[Records about charts and figures]
-*-
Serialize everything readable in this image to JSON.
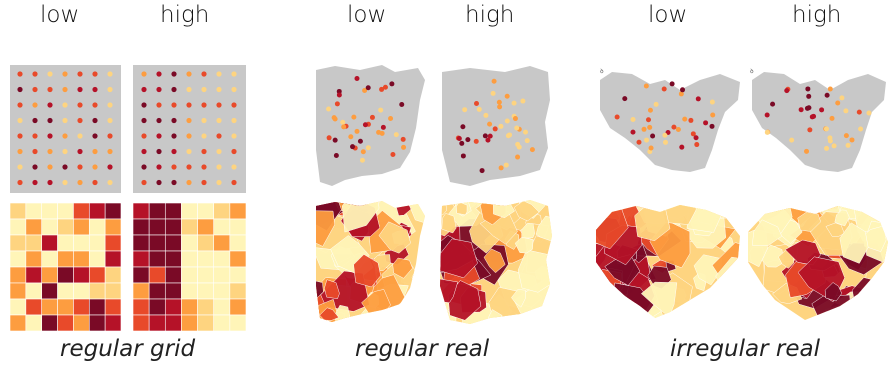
{
  "panels": [
    {
      "low_label": "low",
      "high_label": "high",
      "caption": "regular grid"
    },
    {
      "low_label": "low",
      "high_label": "high",
      "caption": "regular real"
    },
    {
      "low_label": "low",
      "high_label": "high",
      "caption": "irregular real"
    }
  ],
  "colors": {
    "base_gray": "#c8c8c8",
    "c1": "#fff5b8",
    "c2": "#fed480",
    "c3": "#fd9d40",
    "c4": "#e84a2a",
    "c5": "#b51228",
    "c6": "#7a0a26"
  }
}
-*-
**Given problem**
Leave out all pictures, then copy the remaining material exactly.

**Finished task**
Serialize everything readable in this image to JSON.
{
  "panels": [
    {
      "low_label": "low",
      "high_label": "high",
      "caption": "regular grid"
    },
    {
      "low_label": "low",
      "high_label": "high",
      "caption": "regular real"
    },
    {
      "low_label": "low",
      "high_label": "high",
      "caption": "irregular real"
    }
  ],
  "colors": {
    "base_gray": "#c8c8c8",
    "c1": "#fff5b8",
    "c2": "#fed480",
    "c3": "#fd9d40",
    "c4": "#e84a2a",
    "c5": "#b51228",
    "c6": "#7a0a26"
  }
}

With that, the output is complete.